> **SET PROBLEM**
Below are some records; work out how many of their lines contain "name" and give the number only.

> **RECORD EXTRACTS**
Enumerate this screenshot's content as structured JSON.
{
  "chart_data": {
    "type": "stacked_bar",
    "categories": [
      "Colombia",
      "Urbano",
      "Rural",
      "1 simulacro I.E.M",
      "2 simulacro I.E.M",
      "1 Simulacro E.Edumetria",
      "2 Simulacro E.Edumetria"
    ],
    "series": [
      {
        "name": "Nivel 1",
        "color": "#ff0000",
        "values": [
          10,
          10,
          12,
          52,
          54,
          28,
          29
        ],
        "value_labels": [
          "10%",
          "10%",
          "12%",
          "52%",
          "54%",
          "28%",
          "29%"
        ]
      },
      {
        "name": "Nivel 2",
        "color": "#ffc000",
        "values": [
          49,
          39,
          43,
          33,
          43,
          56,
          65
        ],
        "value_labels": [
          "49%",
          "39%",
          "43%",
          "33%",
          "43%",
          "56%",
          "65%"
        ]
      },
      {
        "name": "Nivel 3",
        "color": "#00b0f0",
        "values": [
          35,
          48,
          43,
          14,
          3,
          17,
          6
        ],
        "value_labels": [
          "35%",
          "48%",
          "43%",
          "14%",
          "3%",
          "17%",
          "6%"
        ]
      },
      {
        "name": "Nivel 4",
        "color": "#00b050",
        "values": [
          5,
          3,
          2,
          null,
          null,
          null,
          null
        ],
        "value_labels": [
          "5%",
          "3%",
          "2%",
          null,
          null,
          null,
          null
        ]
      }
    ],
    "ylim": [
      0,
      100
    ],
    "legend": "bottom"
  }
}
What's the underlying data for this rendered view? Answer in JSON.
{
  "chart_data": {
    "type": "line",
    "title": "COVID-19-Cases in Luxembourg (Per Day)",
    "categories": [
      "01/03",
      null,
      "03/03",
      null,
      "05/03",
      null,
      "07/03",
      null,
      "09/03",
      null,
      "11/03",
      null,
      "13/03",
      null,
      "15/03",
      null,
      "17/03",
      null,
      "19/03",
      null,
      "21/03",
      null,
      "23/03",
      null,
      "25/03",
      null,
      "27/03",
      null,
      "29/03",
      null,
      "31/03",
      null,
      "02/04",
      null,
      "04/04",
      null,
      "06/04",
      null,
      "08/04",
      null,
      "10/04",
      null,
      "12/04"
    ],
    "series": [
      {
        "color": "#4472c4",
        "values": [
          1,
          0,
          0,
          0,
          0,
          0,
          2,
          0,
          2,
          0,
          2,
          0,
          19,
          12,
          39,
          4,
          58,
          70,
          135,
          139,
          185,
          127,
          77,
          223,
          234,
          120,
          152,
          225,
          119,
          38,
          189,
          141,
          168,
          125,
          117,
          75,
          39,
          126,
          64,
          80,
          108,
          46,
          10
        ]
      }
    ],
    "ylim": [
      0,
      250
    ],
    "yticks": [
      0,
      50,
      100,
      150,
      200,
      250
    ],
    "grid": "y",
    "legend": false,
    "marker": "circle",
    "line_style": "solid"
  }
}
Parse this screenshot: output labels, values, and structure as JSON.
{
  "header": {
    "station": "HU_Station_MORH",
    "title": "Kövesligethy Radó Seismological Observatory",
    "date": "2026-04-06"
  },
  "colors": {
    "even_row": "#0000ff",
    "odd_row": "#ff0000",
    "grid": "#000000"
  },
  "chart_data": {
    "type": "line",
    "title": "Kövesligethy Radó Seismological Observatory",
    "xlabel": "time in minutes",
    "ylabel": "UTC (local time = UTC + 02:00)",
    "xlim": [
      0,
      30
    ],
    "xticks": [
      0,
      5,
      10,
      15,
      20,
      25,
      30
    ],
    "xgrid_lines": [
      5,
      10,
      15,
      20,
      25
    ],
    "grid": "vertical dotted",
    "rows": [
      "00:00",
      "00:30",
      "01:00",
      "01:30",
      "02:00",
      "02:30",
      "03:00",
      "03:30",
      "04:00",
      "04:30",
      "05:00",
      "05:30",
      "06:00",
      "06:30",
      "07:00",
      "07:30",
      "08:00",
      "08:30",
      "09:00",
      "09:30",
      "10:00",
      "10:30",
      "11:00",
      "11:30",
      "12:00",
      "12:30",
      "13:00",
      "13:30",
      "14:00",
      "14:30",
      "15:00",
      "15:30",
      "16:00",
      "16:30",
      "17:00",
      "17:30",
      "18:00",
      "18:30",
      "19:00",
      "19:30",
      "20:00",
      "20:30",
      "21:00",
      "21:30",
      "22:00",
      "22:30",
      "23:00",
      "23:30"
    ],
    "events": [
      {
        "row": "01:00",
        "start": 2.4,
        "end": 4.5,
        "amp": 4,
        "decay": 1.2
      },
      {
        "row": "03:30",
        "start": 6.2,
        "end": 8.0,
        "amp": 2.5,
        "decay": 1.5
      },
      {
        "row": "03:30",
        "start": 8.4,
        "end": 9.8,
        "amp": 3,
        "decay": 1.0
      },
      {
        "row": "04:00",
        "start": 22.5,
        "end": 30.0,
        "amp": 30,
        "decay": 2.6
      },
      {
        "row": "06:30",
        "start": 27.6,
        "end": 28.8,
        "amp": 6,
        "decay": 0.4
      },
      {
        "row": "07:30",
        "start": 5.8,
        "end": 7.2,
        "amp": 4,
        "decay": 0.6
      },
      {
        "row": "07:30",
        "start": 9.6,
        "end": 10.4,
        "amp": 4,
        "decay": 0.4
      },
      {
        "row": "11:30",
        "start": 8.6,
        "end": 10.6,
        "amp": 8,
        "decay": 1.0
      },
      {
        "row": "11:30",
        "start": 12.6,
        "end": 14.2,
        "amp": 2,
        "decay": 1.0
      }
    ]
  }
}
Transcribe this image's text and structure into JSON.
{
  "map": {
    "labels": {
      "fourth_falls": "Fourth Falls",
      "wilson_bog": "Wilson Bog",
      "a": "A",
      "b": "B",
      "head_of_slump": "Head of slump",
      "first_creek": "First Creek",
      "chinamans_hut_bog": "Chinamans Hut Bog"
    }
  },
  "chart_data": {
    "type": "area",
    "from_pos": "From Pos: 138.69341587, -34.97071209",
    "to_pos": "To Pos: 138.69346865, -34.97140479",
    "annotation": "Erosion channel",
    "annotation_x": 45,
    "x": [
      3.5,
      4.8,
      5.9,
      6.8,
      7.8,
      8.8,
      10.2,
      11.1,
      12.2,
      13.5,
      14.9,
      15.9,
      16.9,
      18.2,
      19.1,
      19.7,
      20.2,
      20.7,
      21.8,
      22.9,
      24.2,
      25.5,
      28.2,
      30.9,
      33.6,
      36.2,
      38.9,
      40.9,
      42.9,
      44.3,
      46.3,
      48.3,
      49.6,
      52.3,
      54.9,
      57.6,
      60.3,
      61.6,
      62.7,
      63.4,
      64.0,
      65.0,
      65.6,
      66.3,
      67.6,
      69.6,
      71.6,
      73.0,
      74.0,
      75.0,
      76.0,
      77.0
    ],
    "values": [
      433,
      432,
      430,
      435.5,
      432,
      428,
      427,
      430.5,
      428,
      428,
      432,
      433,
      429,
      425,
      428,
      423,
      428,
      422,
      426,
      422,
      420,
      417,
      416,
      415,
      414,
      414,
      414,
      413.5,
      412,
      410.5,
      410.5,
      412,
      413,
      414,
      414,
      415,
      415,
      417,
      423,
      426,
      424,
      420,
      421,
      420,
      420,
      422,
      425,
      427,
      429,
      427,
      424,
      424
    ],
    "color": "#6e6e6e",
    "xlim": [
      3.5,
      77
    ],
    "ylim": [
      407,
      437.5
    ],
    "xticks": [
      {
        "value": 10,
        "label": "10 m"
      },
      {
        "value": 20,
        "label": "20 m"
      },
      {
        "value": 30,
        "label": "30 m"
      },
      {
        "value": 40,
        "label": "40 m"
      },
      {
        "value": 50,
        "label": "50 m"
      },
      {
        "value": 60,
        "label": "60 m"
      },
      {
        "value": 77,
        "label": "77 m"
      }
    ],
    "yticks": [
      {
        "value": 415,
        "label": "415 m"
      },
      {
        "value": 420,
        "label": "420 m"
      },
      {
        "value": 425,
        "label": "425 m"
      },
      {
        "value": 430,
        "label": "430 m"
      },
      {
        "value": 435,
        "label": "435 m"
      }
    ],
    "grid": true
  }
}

> **WRITTEN REPLY**
4